◆ The task
Your task is to transcribe all the entries exactly, excluding pictures.

[Extracted records]
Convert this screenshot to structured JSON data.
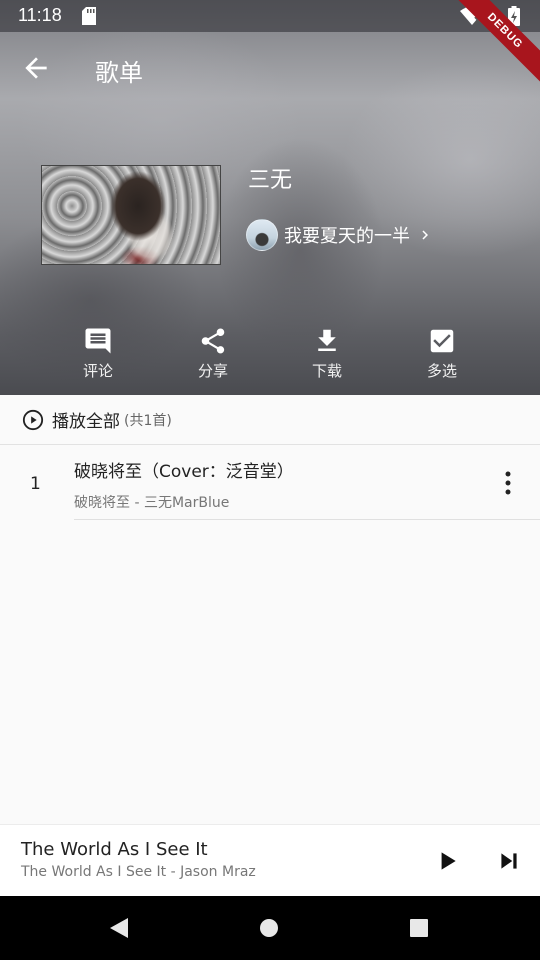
{
  "status_bar": {
    "time": "11:18",
    "icons": [
      "sd-card-icon",
      "wifi-icon",
      "battery-icon"
    ]
  },
  "debug_banner": "DEBUG",
  "app_bar": {
    "title": "歌单",
    "back_icon": "arrow-back-icon"
  },
  "playlist": {
    "name": "三无",
    "creator": "我要夏天的一半"
  },
  "actions": [
    {
      "label": "评论",
      "icon": "comment-icon"
    },
    {
      "label": "分享",
      "icon": "share-icon"
    },
    {
      "label": "下载",
      "icon": "download-icon"
    },
    {
      "label": "多选",
      "icon": "checkbox-icon"
    }
  ],
  "play_all": {
    "label": "播放全部",
    "count": "(共1首)"
  },
  "songs": [
    {
      "index": "1",
      "title": "破晓将至（Cover：泛音堂）",
      "subtitle": "破晓将至 - 三无MarBlue"
    }
  ],
  "mini_player": {
    "title": "The World As I See It",
    "subtitle": "The World As I See It - Jason Mraz"
  },
  "colors": {
    "primary_text": "#222222",
    "secondary_text": "#777777",
    "debug_ribbon": "#a8151d"
  }
}
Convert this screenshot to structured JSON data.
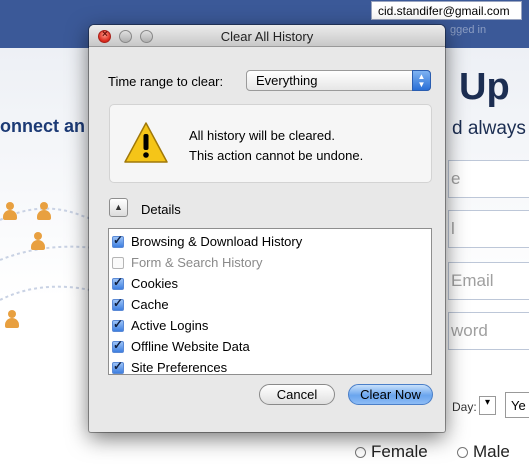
{
  "background": {
    "email_field": "cid.standifer@gmail.com",
    "logged_in_text": "gged in",
    "connect_text": "onnect an",
    "signup_heading": "Up",
    "always_text": "d always",
    "reg_fields": [
      {
        "placeholder": "e"
      },
      {
        "placeholder": "l"
      },
      {
        "placeholder": "Email"
      },
      {
        "placeholder": "word"
      }
    ],
    "birthday_label": "Day:",
    "day_select": "▾",
    "year_select": "Ye",
    "gender_female": "Female",
    "gender_male": "Male"
  },
  "dialog": {
    "title": "Clear All History",
    "time_range_label": "Time range to clear:",
    "time_range_value": "Everything",
    "warning_line1": "All history will be cleared.",
    "warning_line2": "This action cannot be undone.",
    "details_label": "Details",
    "items": [
      {
        "label": "Browsing & Download History",
        "checked": true,
        "enabled": true
      },
      {
        "label": "Form & Search History",
        "checked": false,
        "enabled": false
      },
      {
        "label": "Cookies",
        "checked": true,
        "enabled": true
      },
      {
        "label": "Cache",
        "checked": true,
        "enabled": true
      },
      {
        "label": "Active Logins",
        "checked": true,
        "enabled": true
      },
      {
        "label": "Offline Website Data",
        "checked": true,
        "enabled": true
      },
      {
        "label": "Site Preferences",
        "checked": true,
        "enabled": true
      }
    ],
    "cancel_label": "Cancel",
    "clear_label": "Clear Now"
  },
  "colors": {
    "facebook_blue": "#3b5998",
    "default_button": "#6aa5ee",
    "warning_yellow": "#f5c518"
  },
  "icons": {
    "warning": "warning-triangle-icon",
    "details_toggle": "disclosure-triangle-icon",
    "select_arrows": "updown-arrows-icon"
  }
}
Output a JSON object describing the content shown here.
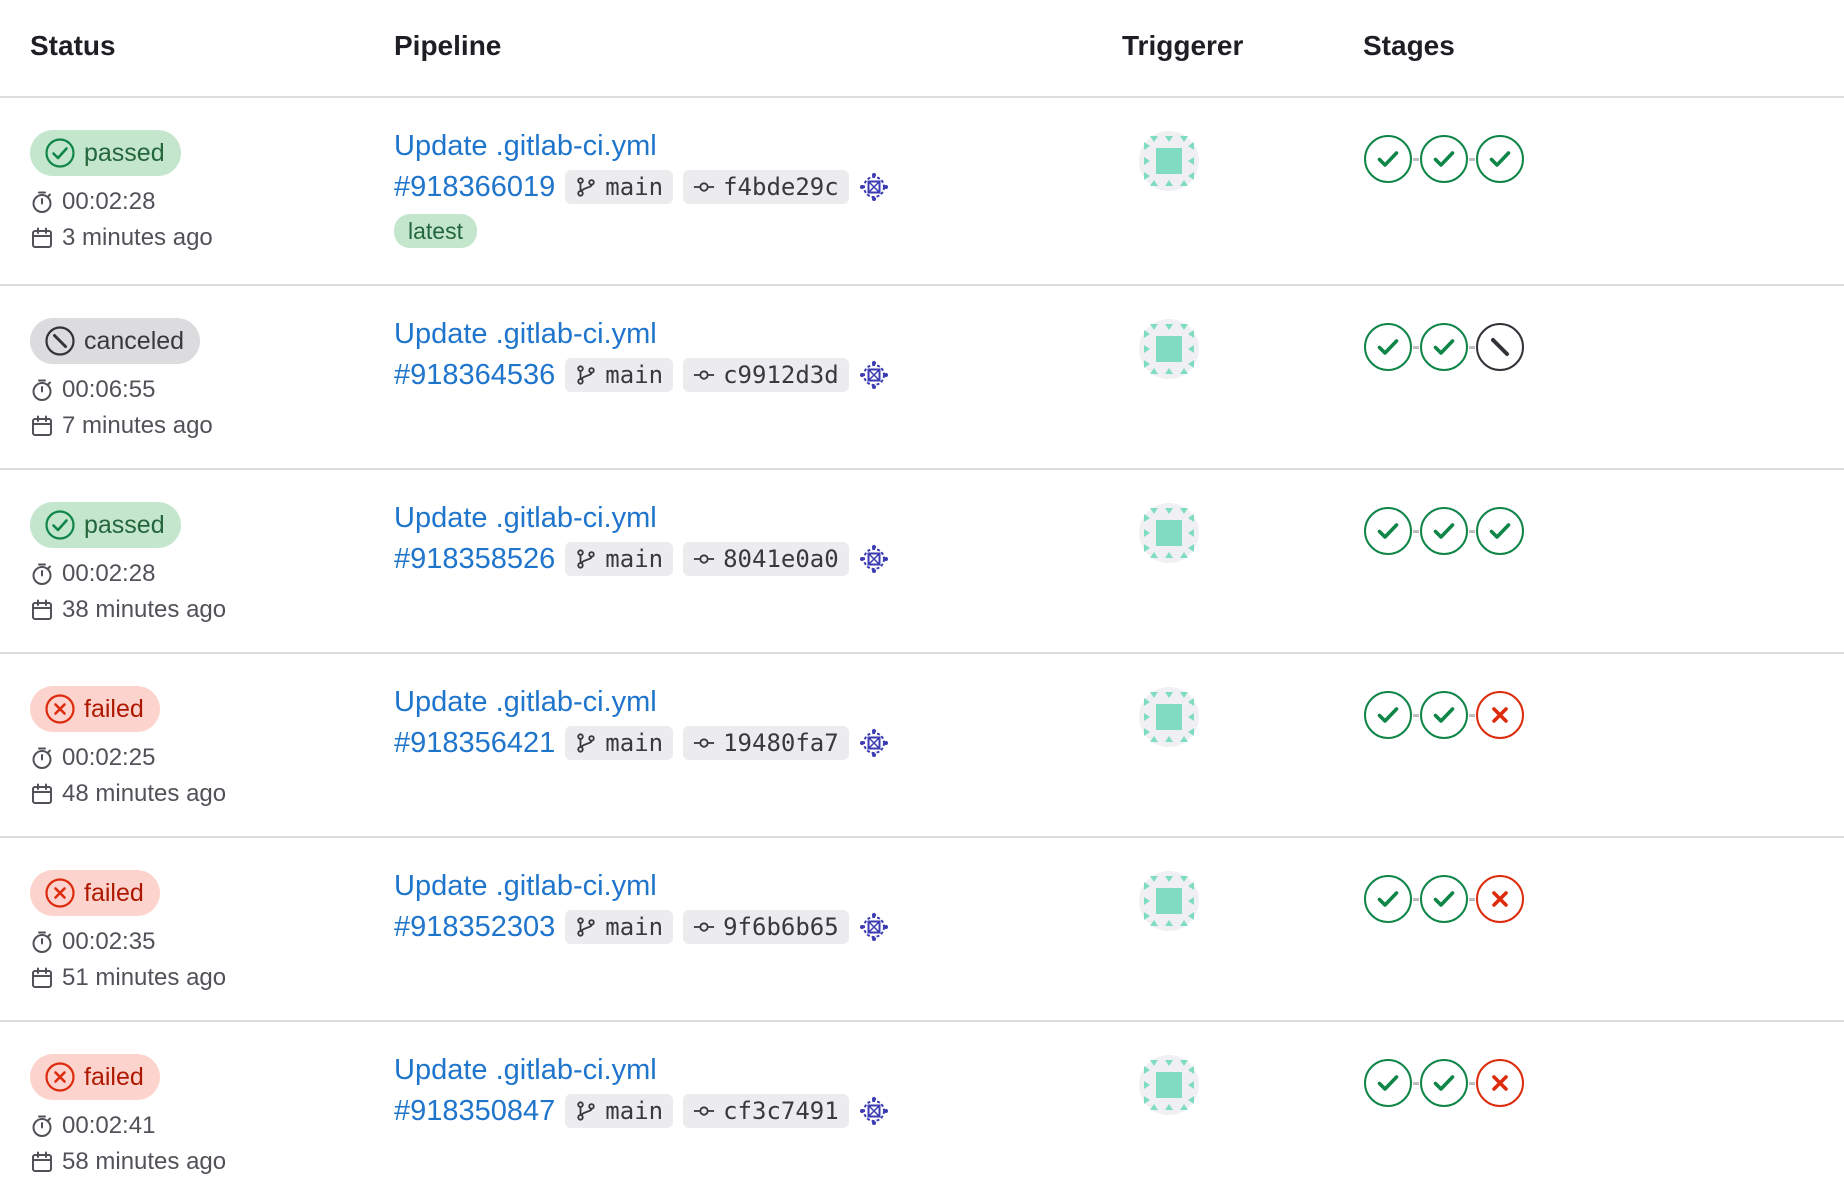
{
  "headers": {
    "status": "Status",
    "pipeline": "Pipeline",
    "triggerer": "Triggerer",
    "stages": "Stages"
  },
  "rows": [
    {
      "status": "passed",
      "status_kind": "success",
      "duration": "00:02:28",
      "time_ago": "3 minutes ago",
      "commit_title": "Update .gitlab-ci.yml",
      "pipeline_id": "#918366019",
      "branch": "main",
      "sha": "f4bde29c",
      "label": "latest",
      "stages": [
        "success",
        "success",
        "success"
      ]
    },
    {
      "status": "canceled",
      "status_kind": "canceled",
      "duration": "00:06:55",
      "time_ago": "7 minutes ago",
      "commit_title": "Update .gitlab-ci.yml",
      "pipeline_id": "#918364536",
      "branch": "main",
      "sha": "c9912d3d",
      "label": "",
      "stages": [
        "success",
        "success",
        "canceled"
      ]
    },
    {
      "status": "passed",
      "status_kind": "success",
      "duration": "00:02:28",
      "time_ago": "38 minutes ago",
      "commit_title": "Update .gitlab-ci.yml",
      "pipeline_id": "#918358526",
      "branch": "main",
      "sha": "8041e0a0",
      "label": "",
      "stages": [
        "success",
        "success",
        "success"
      ]
    },
    {
      "status": "failed",
      "status_kind": "failed",
      "duration": "00:02:25",
      "time_ago": "48 minutes ago",
      "commit_title": "Update .gitlab-ci.yml",
      "pipeline_id": "#918356421",
      "branch": "main",
      "sha": "19480fa7",
      "label": "",
      "stages": [
        "success",
        "success",
        "failed"
      ]
    },
    {
      "status": "failed",
      "status_kind": "failed",
      "duration": "00:02:35",
      "time_ago": "51 minutes ago",
      "commit_title": "Update .gitlab-ci.yml",
      "pipeline_id": "#918352303",
      "branch": "main",
      "sha": "9f6b6b65",
      "label": "",
      "stages": [
        "success",
        "success",
        "failed"
      ]
    },
    {
      "status": "failed",
      "status_kind": "failed",
      "duration": "00:02:41",
      "time_ago": "58 minutes ago",
      "commit_title": "Update .gitlab-ci.yml",
      "pipeline_id": "#918350847",
      "branch": "main",
      "sha": "cf3c7491",
      "label": "",
      "stages": [
        "success",
        "success",
        "failed"
      ]
    }
  ],
  "colors": {
    "success": "#108548",
    "failed": "#dd2b0e",
    "canceled": "#333238",
    "link": "#1f75cb",
    "avatar": "#7fdcc3",
    "gear": "#3b3bb3"
  }
}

◆ Reply to the exercise
Convert this screenshot to structured JSON data.
{
  "status_bar": {
    "time": "11:18",
    "icons": [
      "sd-card-icon",
      "wifi-icon",
      "battery-icon"
    ]
  },
  "debug_banner": "DEBUG",
  "app_bar": {
    "title": "歌单",
    "back_icon": "arrow-back-icon"
  },
  "playlist": {
    "name": "三无",
    "creator": "我要夏天的一半"
  },
  "actions": [
    {
      "label": "评论",
      "icon": "comment-icon"
    },
    {
      "label": "分享",
      "icon": "share-icon"
    },
    {
      "label": "下载",
      "icon": "download-icon"
    },
    {
      "label": "多选",
      "icon": "checkbox-icon"
    }
  ],
  "play_all": {
    "label": "播放全部",
    "count": "(共1首)"
  },
  "songs": [
    {
      "index": "1",
      "title": "破晓将至（Cover：泛音堂）",
      "subtitle": "破晓将至 - 三无MarBlue"
    }
  ],
  "mini_player": {
    "title": "The World As I See It",
    "subtitle": "The World As I See It - Jason Mraz"
  },
  "colors": {
    "primary_text": "#222222",
    "secondary_text": "#777777",
    "debug_ribbon": "#a8151d"
  }
}
Convert this screenshot to structured JSON data.
{
  "background": {
    "email_field": "cid.standifer@gmail.com",
    "logged_in_text": "gged in",
    "connect_text": "onnect an",
    "signup_heading": "Up",
    "always_text": "d always",
    "reg_fields": [
      {
        "placeholder": "e"
      },
      {
        "placeholder": "l"
      },
      {
        "placeholder": "Email"
      },
      {
        "placeholder": "word"
      }
    ],
    "birthday_label": "Day:",
    "day_select": "▾",
    "year_select": "Ye",
    "gender_female": "Female",
    "gender_male": "Male"
  },
  "dialog": {
    "title": "Clear All History",
    "time_range_label": "Time range to clear:",
    "time_range_value": "Everything",
    "warning_line1": "All history will be cleared.",
    "warning_line2": "This action cannot be undone.",
    "details_label": "Details",
    "items": [
      {
        "label": "Browsing & Download History",
        "checked": true,
        "enabled": true
      },
      {
        "label": "Form & Search History",
        "checked": false,
        "enabled": false
      },
      {
        "label": "Cookies",
        "checked": true,
        "enabled": true
      },
      {
        "label": "Cache",
        "checked": true,
        "enabled": true
      },
      {
        "label": "Active Logins",
        "checked": true,
        "enabled": true
      },
      {
        "label": "Offline Website Data",
        "checked": true,
        "enabled": true
      },
      {
        "label": "Site Preferences",
        "checked": true,
        "enabled": true
      }
    ],
    "cancel_label": "Cancel",
    "clear_label": "Clear Now"
  },
  "colors": {
    "facebook_blue": "#3b5998",
    "default_button": "#6aa5ee",
    "warning_yellow": "#f5c518"
  },
  "icons": {
    "warning": "warning-triangle-icon",
    "details_toggle": "disclosure-triangle-icon",
    "select_arrows": "updown-arrows-icon"
  }
}
Output a JSON object describing the content shown here.
{
  "headers": {
    "status": "Status",
    "pipeline": "Pipeline",
    "triggerer": "Triggerer",
    "stages": "Stages"
  },
  "rows": [
    {
      "status": "passed",
      "status_kind": "success",
      "duration": "00:02:28",
      "time_ago": "3 minutes ago",
      "commit_title": "Update .gitlab-ci.yml",
      "pipeline_id": "#918366019",
      "branch": "main",
      "sha": "f4bde29c",
      "label": "latest",
      "stages": [
        "success",
        "success",
        "success"
      ]
    },
    {
      "status": "canceled",
      "status_kind": "canceled",
      "duration": "00:06:55",
      "time_ago": "7 minutes ago",
      "commit_title": "Update .gitlab-ci.yml",
      "pipeline_id": "#918364536",
      "branch": "main",
      "sha": "c9912d3d",
      "label": "",
      "stages": [
        "success",
        "success",
        "canceled"
      ]
    },
    {
      "status": "passed",
      "status_kind": "success",
      "duration": "00:02:28",
      "time_ago": "38 minutes ago",
      "commit_title": "Update .gitlab-ci.yml",
      "pipeline_id": "#918358526",
      "branch": "main",
      "sha": "8041e0a0",
      "label": "",
      "stages": [
        "success",
        "success",
        "success"
      ]
    },
    {
      "status": "failed",
      "status_kind": "failed",
      "duration": "00:02:25",
      "time_ago": "48 minutes ago",
      "commit_title": "Update .gitlab-ci.yml",
      "pipeline_id": "#918356421",
      "branch": "main",
      "sha": "19480fa7",
      "label": "",
      "stages": [
        "success",
        "success",
        "failed"
      ]
    },
    {
      "status": "failed",
      "status_kind": "failed",
      "duration": "00:02:35",
      "time_ago": "51 minutes ago",
      "commit_title": "Update .gitlab-ci.yml",
      "pipeline_id": "#918352303",
      "branch": "main",
      "sha": "9f6b6b65",
      "label": "",
      "stages": [
        "success",
        "success",
        "failed"
      ]
    },
    {
      "status": "failed",
      "status_kind": "failed",
      "duration": "00:02:41",
      "time_ago": "58 minutes ago",
      "commit_title": "Update .gitlab-ci.yml",
      "pipeline_id": "#918350847",
      "branch": "main",
      "sha": "cf3c7491",
      "label": "",
      "stages": [
        "success",
        "success",
        "failed"
      ]
    }
  ],
  "colors": {
    "success": "#108548",
    "failed": "#dd2b0e",
    "canceled": "#333238",
    "link": "#1f75cb",
    "avatar": "#7fdcc3",
    "gear": "#3b3bb3"
  }
}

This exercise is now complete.